═══ Dataset content
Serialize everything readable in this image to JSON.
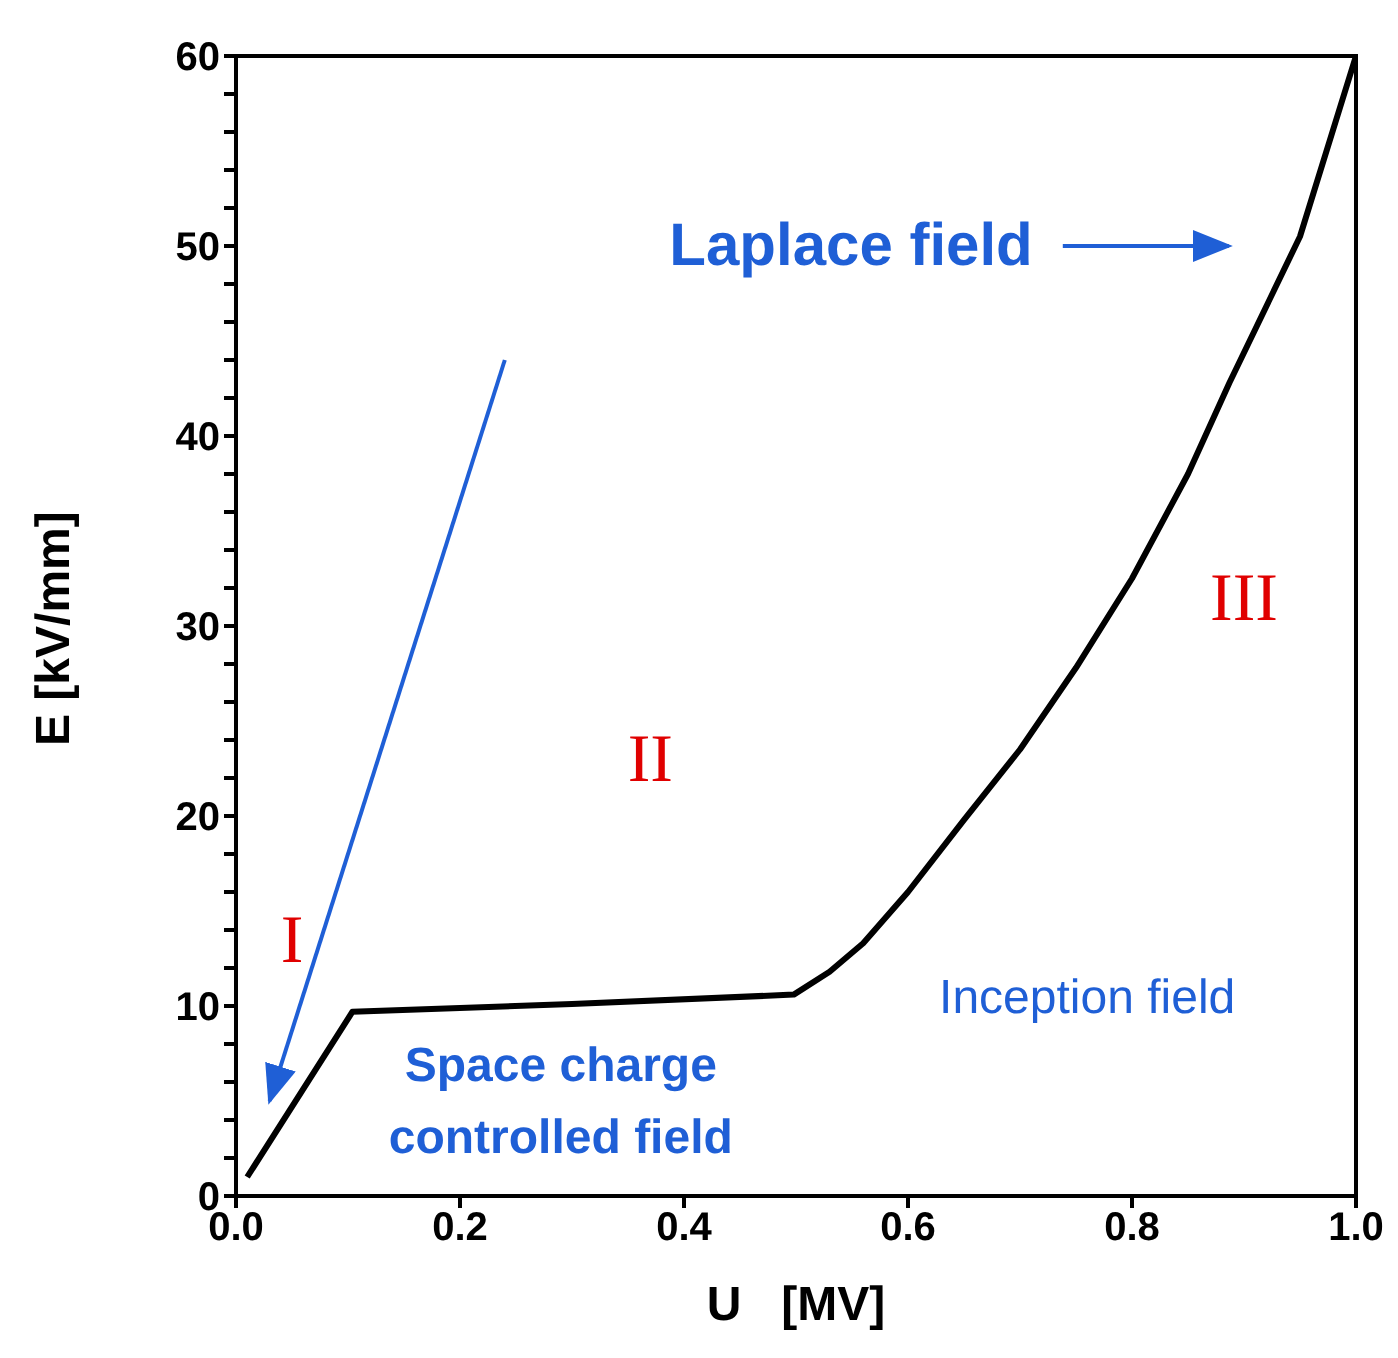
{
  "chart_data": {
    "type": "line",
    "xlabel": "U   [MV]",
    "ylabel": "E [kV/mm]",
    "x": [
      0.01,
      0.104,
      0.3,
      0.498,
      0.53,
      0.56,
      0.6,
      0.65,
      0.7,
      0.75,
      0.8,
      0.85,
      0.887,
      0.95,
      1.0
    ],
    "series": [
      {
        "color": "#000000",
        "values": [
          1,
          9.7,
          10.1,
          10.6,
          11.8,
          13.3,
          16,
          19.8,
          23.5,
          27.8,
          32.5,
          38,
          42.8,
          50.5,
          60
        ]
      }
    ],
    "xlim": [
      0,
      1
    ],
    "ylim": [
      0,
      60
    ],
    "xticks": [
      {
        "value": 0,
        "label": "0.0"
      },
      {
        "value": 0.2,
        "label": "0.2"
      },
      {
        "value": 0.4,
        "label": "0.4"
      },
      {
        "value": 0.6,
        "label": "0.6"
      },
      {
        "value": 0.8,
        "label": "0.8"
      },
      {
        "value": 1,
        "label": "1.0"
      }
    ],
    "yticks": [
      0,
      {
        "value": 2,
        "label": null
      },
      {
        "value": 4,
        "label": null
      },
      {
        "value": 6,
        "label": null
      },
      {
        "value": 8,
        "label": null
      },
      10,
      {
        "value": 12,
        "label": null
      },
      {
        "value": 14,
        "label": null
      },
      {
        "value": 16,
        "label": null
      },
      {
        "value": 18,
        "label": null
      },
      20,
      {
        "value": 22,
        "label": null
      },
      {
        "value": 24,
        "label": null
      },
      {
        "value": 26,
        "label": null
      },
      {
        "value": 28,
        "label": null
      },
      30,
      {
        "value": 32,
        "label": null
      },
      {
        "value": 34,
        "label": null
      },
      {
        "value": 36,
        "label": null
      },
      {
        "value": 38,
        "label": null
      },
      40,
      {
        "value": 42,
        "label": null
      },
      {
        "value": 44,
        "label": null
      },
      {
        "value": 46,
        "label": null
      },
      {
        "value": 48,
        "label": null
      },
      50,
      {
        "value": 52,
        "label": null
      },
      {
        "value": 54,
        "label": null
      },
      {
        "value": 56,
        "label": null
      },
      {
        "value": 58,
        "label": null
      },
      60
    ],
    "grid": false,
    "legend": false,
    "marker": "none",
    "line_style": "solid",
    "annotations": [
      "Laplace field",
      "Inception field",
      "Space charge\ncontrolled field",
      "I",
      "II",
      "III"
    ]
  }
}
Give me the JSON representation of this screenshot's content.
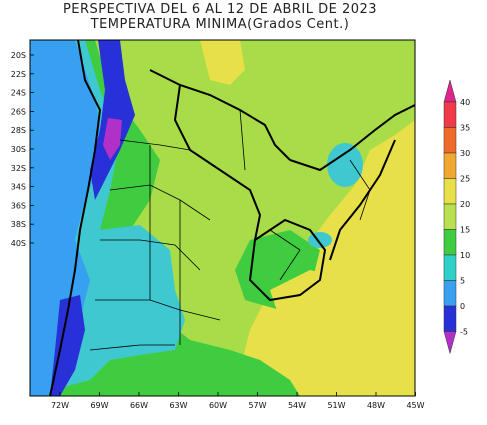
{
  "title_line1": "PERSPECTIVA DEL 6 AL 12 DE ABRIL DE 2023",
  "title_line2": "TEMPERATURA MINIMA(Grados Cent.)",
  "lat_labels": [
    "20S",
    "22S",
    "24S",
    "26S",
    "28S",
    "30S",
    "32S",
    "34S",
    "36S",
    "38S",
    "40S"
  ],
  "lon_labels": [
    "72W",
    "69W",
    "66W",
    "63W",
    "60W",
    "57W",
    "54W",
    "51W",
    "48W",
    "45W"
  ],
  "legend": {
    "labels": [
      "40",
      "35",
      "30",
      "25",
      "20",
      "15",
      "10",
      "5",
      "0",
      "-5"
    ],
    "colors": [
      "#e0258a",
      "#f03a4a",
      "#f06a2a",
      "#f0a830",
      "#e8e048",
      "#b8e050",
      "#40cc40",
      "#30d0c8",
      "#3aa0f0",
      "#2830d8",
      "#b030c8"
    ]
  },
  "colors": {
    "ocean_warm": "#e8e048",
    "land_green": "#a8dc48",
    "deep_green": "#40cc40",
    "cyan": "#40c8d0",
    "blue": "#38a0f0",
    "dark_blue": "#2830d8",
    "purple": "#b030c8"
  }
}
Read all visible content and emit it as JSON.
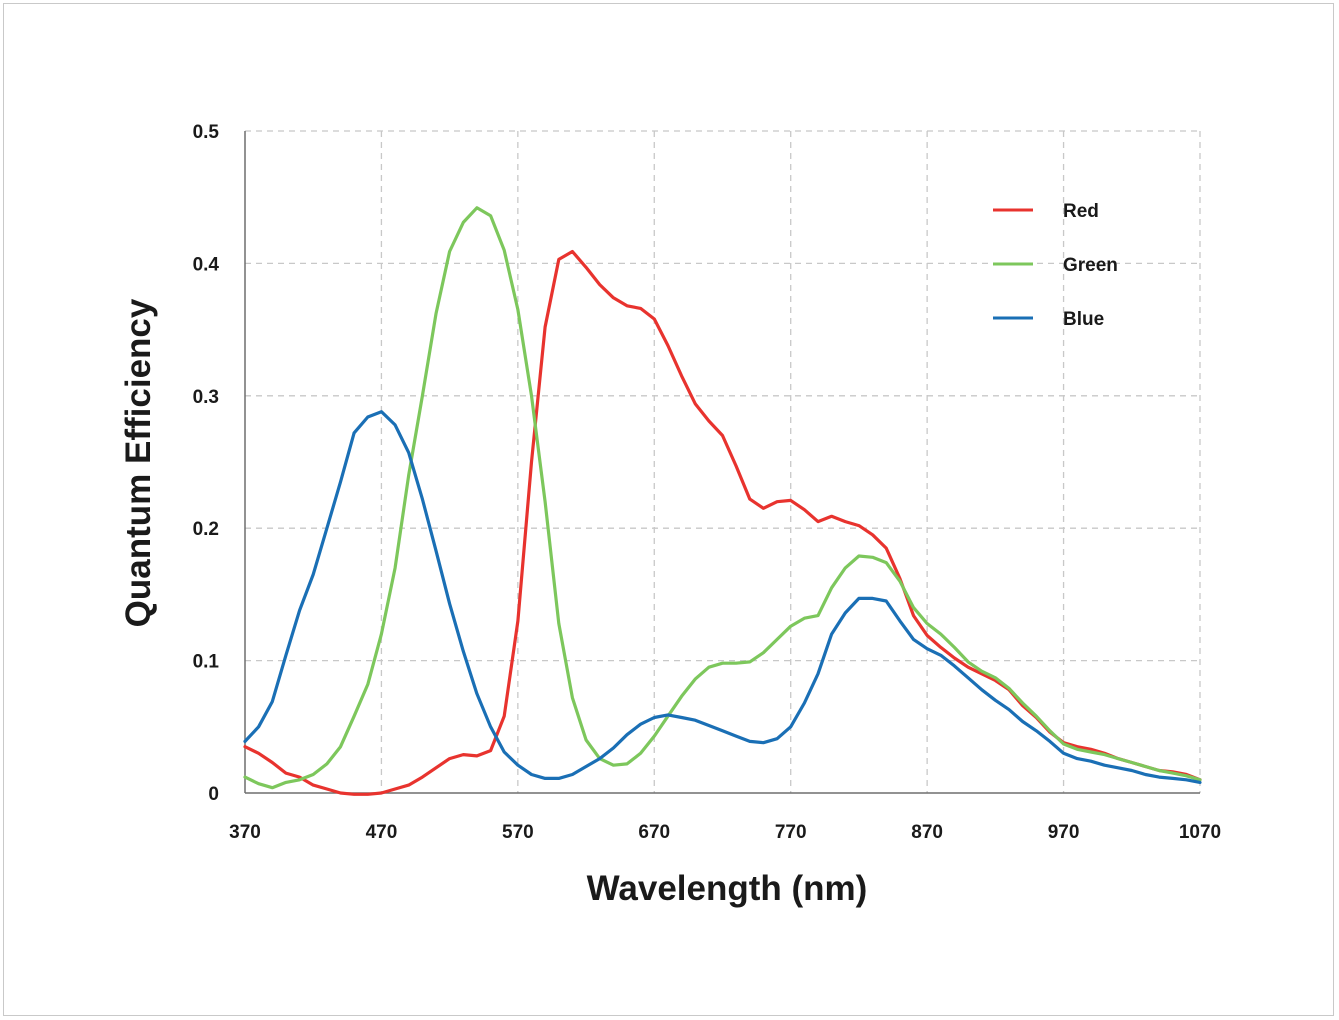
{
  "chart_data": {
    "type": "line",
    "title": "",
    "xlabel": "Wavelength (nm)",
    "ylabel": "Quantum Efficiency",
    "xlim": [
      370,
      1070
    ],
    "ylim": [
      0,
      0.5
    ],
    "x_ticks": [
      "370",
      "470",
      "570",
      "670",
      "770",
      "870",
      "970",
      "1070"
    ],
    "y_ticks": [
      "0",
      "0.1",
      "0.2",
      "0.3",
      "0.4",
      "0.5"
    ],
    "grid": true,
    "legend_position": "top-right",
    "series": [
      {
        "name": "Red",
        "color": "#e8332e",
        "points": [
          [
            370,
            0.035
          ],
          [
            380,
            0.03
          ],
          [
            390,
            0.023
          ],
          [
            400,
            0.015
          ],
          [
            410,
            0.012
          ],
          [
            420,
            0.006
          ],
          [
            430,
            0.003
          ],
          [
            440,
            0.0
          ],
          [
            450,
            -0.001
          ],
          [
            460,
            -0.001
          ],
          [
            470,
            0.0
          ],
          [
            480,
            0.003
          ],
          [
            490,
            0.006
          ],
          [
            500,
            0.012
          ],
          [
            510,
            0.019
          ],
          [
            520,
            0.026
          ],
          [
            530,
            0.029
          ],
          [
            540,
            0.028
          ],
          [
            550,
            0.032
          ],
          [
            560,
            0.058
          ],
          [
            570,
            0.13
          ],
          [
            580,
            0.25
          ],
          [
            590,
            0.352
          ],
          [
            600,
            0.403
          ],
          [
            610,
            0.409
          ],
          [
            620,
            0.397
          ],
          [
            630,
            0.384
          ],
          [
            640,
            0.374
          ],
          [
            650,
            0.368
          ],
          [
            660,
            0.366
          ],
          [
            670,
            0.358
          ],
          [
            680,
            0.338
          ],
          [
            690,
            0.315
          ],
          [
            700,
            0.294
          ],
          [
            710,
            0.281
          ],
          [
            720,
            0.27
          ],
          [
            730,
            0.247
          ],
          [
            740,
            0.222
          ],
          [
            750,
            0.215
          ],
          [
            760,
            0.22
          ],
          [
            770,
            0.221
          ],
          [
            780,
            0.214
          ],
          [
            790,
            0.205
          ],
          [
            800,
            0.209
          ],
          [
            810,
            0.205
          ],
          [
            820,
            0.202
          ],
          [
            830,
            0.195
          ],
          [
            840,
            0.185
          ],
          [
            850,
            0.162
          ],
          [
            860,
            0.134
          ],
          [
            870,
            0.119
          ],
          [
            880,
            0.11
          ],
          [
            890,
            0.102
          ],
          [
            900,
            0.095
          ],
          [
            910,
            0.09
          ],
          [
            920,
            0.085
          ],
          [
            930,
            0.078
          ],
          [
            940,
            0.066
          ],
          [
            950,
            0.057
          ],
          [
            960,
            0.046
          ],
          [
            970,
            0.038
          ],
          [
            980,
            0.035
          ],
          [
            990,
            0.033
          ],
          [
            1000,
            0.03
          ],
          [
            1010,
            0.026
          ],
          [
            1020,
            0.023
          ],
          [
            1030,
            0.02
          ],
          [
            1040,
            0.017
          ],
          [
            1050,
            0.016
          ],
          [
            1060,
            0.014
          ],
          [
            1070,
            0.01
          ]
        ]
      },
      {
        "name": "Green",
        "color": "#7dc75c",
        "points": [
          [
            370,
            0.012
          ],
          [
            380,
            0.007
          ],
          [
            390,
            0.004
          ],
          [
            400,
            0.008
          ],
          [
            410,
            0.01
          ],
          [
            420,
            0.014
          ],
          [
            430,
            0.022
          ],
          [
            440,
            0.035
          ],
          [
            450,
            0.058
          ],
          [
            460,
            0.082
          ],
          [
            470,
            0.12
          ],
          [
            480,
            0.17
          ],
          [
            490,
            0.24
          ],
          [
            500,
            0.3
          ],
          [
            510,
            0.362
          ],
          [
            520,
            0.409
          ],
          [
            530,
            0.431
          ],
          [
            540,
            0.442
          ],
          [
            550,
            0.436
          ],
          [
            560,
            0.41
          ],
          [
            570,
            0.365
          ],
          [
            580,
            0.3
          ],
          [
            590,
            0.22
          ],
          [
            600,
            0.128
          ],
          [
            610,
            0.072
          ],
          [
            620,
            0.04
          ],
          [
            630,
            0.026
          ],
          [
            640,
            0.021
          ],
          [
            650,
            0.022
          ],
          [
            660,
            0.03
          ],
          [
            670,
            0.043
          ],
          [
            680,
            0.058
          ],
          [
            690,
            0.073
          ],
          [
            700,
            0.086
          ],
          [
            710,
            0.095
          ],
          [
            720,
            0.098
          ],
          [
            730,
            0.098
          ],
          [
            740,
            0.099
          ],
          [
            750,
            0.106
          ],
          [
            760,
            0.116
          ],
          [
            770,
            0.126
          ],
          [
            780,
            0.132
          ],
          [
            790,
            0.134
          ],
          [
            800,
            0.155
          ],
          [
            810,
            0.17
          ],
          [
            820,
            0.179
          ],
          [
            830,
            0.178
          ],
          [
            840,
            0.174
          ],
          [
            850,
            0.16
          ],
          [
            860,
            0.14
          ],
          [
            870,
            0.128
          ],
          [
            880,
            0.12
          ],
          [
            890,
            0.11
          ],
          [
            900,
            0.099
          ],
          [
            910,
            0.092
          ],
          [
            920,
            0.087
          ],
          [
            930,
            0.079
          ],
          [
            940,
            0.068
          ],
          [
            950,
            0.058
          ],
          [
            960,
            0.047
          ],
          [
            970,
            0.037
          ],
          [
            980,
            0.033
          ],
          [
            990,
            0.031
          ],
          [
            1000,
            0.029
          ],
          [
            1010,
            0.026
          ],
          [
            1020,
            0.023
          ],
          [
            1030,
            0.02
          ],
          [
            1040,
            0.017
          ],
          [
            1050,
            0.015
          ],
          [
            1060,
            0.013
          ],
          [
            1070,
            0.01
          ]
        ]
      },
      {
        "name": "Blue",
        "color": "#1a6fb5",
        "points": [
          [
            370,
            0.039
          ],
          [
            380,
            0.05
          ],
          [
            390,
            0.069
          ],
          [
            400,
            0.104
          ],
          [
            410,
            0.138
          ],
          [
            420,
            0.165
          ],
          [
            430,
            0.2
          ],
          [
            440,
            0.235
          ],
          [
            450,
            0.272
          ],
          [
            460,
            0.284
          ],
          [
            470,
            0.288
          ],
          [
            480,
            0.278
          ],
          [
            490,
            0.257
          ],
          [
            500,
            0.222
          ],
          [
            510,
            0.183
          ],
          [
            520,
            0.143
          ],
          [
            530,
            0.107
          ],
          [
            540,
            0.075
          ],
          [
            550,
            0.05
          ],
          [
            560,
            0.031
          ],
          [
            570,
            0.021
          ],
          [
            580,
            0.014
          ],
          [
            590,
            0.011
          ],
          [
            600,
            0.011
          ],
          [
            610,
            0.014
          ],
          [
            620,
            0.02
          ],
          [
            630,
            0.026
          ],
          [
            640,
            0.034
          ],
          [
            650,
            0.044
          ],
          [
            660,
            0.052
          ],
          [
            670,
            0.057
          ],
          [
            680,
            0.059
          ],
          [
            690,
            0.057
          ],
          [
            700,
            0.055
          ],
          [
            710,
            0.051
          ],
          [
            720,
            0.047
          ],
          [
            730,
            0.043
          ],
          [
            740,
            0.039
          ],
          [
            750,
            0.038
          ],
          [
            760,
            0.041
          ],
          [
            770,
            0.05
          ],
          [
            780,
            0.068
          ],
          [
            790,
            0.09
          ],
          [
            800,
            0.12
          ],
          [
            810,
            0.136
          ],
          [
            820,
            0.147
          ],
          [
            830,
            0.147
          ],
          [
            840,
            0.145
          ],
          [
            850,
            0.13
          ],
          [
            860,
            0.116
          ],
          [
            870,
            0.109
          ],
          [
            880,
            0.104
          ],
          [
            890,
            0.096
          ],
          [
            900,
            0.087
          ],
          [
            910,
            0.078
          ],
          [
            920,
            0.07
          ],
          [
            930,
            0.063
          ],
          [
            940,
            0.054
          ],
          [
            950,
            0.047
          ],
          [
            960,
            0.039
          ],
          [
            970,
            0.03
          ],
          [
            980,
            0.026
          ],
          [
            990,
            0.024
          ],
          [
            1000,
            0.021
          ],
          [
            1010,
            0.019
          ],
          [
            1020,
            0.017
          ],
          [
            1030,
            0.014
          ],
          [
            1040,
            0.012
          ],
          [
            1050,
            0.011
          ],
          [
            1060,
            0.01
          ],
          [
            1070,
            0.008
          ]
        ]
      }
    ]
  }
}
══════
Task: Give only the number of lines in the entries above that hold the string "ylabel".

The output: 2